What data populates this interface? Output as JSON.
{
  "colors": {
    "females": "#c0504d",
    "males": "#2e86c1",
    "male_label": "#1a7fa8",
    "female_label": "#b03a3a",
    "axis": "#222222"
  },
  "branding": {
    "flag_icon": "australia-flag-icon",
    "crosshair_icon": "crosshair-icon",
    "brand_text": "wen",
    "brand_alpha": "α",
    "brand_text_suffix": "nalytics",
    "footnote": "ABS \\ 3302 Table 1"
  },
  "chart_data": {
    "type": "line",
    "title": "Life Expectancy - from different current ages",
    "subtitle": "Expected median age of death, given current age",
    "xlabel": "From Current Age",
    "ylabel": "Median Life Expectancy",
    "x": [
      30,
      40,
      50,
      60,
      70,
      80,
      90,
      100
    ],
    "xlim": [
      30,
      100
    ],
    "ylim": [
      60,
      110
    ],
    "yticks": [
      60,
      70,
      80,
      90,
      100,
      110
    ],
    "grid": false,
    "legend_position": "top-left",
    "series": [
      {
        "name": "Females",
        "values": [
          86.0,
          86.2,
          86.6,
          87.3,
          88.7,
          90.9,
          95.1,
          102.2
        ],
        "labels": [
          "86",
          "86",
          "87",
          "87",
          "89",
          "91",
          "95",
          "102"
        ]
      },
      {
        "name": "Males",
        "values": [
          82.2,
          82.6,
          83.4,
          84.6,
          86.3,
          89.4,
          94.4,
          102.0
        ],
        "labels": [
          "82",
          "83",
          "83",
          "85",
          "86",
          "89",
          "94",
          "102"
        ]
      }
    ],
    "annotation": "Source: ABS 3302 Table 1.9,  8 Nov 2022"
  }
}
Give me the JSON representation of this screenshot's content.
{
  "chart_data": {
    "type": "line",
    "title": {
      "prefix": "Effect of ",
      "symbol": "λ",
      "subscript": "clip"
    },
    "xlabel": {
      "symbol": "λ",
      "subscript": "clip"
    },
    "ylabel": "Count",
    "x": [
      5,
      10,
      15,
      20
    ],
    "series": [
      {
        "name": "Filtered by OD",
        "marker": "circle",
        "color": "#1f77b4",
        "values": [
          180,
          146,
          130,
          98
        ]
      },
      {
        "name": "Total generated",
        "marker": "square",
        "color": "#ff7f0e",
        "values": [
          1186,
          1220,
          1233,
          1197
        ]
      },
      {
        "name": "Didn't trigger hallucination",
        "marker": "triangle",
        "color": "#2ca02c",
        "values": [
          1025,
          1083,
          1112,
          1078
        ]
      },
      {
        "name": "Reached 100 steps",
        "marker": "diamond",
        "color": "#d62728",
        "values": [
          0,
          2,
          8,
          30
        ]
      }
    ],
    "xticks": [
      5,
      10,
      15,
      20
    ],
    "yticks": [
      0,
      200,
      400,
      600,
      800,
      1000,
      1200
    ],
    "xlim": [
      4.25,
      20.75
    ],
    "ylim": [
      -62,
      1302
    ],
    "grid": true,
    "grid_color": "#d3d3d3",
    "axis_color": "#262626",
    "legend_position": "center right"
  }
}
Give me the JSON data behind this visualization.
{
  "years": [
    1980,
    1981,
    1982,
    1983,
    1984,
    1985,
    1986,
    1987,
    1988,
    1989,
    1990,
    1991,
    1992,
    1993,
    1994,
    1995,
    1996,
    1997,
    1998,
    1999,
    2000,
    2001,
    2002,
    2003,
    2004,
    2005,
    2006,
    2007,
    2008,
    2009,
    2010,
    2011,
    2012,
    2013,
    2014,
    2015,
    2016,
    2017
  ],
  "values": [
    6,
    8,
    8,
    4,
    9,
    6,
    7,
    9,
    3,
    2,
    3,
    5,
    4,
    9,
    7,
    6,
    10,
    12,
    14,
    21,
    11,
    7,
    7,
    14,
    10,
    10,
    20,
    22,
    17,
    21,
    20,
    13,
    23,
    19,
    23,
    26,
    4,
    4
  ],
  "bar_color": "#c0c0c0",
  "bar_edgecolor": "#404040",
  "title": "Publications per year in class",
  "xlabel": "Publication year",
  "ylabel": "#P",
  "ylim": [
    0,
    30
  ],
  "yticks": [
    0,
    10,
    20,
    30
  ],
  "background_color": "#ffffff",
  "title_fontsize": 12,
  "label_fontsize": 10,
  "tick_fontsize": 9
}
──────
What the task requires: Every record above should be output exactly.

Solution:
What data populates this interface? Output as JSON.
{
  "colors": {
    "females": "#c0504d",
    "males": "#2e86c1",
    "male_label": "#1a7fa8",
    "female_label": "#b03a3a",
    "axis": "#222222"
  },
  "branding": {
    "flag_icon": "australia-flag-icon",
    "crosshair_icon": "crosshair-icon",
    "brand_text": "wen",
    "brand_alpha": "α",
    "brand_text_suffix": "nalytics",
    "footnote": "ABS \\ 3302 Table 1"
  },
  "chart_data": {
    "type": "line",
    "title": "Life Expectancy - from different current ages",
    "subtitle": "Expected median age of death, given current age",
    "xlabel": "From Current Age",
    "ylabel": "Median Life Expectancy",
    "x": [
      30,
      40,
      50,
      60,
      70,
      80,
      90,
      100
    ],
    "xlim": [
      30,
      100
    ],
    "ylim": [
      60,
      110
    ],
    "yticks": [
      60,
      70,
      80,
      90,
      100,
      110
    ],
    "grid": false,
    "legend_position": "top-left",
    "series": [
      {
        "name": "Females",
        "values": [
          86.0,
          86.2,
          86.6,
          87.3,
          88.7,
          90.9,
          95.1,
          102.2
        ],
        "labels": [
          "86",
          "86",
          "87",
          "87",
          "89",
          "91",
          "95",
          "102"
        ]
      },
      {
        "name": "Males",
        "values": [
          82.2,
          82.6,
          83.4,
          84.6,
          86.3,
          89.4,
          94.4,
          102.0
        ],
        "labels": [
          "82",
          "83",
          "83",
          "85",
          "86",
          "89",
          "94",
          "102"
        ]
      }
    ],
    "annotation": "Source: ABS 3302 Table 1.9,  8 Nov 2022"
  }
}
Give me the JSON representation of this screenshot's content.
{
  "chart_data": {
    "type": "line",
    "title": {
      "prefix": "Effect of ",
      "symbol": "λ",
      "subscript": "clip"
    },
    "xlabel": {
      "symbol": "λ",
      "subscript": "clip"
    },
    "ylabel": "Count",
    "x": [
      5,
      10,
      15,
      20
    ],
    "series": [
      {
        "name": "Filtered by OD",
        "marker": "circle",
        "color": "#1f77b4",
        "values": [
          180,
          146,
          130,
          98
        ]
      },
      {
        "name": "Total generated",
        "marker": "square",
        "color": "#ff7f0e",
        "values": [
          1186,
          1220,
          1233,
          1197
        ]
      },
      {
        "name": "Didn't trigger hallucination",
        "marker": "triangle",
        "color": "#2ca02c",
        "values": [
          1025,
          1083,
          1112,
          1078
        ]
      },
      {
        "name": "Reached 100 steps",
        "marker": "diamond",
        "color": "#d62728",
        "values": [
          0,
          2,
          8,
          30
        ]
      }
    ],
    "xticks": [
      5,
      10,
      15,
      20
    ],
    "yticks": [
      0,
      200,
      400,
      600,
      800,
      1000,
      1200
    ],
    "xlim": [
      4.25,
      20.75
    ],
    "ylim": [
      -62,
      1302
    ],
    "grid": true,
    "grid_color": "#d3d3d3",
    "axis_color": "#262626",
    "legend_position": "center right"
  }
}
Give me the JSON data behind this visualization.
{
  "years": [
    1980,
    1981,
    1982,
    1983,
    1984,
    1985,
    1986,
    1987,
    1988,
    1989,
    1990,
    1991,
    1992,
    1993,
    1994,
    1995,
    1996,
    1997,
    1998,
    1999,
    2000,
    2001,
    2002,
    2003,
    2004,
    2005,
    2006,
    2007,
    2008,
    2009,
    2010,
    2011,
    2012,
    2013,
    2014,
    2015,
    2016,
    2017
  ],
  "values": [
    6,
    8,
    8,
    4,
    9,
    6,
    7,
    9,
    3,
    2,
    3,
    5,
    4,
    9,
    7,
    6,
    10,
    12,
    14,
    21,
    11,
    7,
    7,
    14,
    10,
    10,
    20,
    22,
    17,
    21,
    20,
    13,
    23,
    19,
    23,
    26,
    4,
    4
  ],
  "bar_color": "#c0c0c0",
  "bar_edgecolor": "#404040",
  "title": "Publications per year in class",
  "xlabel": "Publication year",
  "ylabel": "#P",
  "ylim": [
    0,
    30
  ],
  "yticks": [
    0,
    10,
    20,
    30
  ],
  "background_color": "#ffffff",
  "title_fontsize": 12,
  "label_fontsize": 10,
  "tick_fontsize": 9
}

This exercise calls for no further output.